*Set problem:* Pull every line containing "snap" out of the material below.
══ Supplied data
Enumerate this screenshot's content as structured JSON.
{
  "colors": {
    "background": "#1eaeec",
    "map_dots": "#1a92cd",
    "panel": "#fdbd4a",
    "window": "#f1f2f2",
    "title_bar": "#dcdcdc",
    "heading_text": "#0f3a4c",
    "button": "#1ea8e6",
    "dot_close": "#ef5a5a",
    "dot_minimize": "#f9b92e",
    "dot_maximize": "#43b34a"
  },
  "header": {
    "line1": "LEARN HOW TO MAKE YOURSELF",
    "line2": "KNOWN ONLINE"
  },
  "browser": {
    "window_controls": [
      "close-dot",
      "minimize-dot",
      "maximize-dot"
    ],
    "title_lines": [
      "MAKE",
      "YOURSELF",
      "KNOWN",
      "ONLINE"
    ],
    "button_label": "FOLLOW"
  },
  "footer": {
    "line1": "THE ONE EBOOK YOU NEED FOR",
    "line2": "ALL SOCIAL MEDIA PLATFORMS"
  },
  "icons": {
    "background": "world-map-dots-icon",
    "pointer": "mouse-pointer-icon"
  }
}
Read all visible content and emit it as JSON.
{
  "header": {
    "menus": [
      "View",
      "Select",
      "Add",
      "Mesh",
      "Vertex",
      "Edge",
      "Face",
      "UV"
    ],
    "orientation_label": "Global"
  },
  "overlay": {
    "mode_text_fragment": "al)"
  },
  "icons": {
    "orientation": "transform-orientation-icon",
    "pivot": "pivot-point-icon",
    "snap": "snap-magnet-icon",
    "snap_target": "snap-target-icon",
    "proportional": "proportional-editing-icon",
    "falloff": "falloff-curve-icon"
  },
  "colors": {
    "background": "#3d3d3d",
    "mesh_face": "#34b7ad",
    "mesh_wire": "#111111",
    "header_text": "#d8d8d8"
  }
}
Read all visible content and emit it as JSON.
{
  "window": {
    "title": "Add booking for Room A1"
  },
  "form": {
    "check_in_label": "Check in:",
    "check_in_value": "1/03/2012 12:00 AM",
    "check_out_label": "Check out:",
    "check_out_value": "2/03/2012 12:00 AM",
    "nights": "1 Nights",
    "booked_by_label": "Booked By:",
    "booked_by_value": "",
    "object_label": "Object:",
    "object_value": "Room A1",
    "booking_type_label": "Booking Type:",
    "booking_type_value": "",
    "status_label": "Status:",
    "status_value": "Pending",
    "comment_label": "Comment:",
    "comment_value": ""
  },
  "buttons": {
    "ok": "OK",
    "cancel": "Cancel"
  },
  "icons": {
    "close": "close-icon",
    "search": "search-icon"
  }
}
════
*Result of the task:*
    "snap": "snap-magnet-icon",
    "snap_target": "snap-target-icon",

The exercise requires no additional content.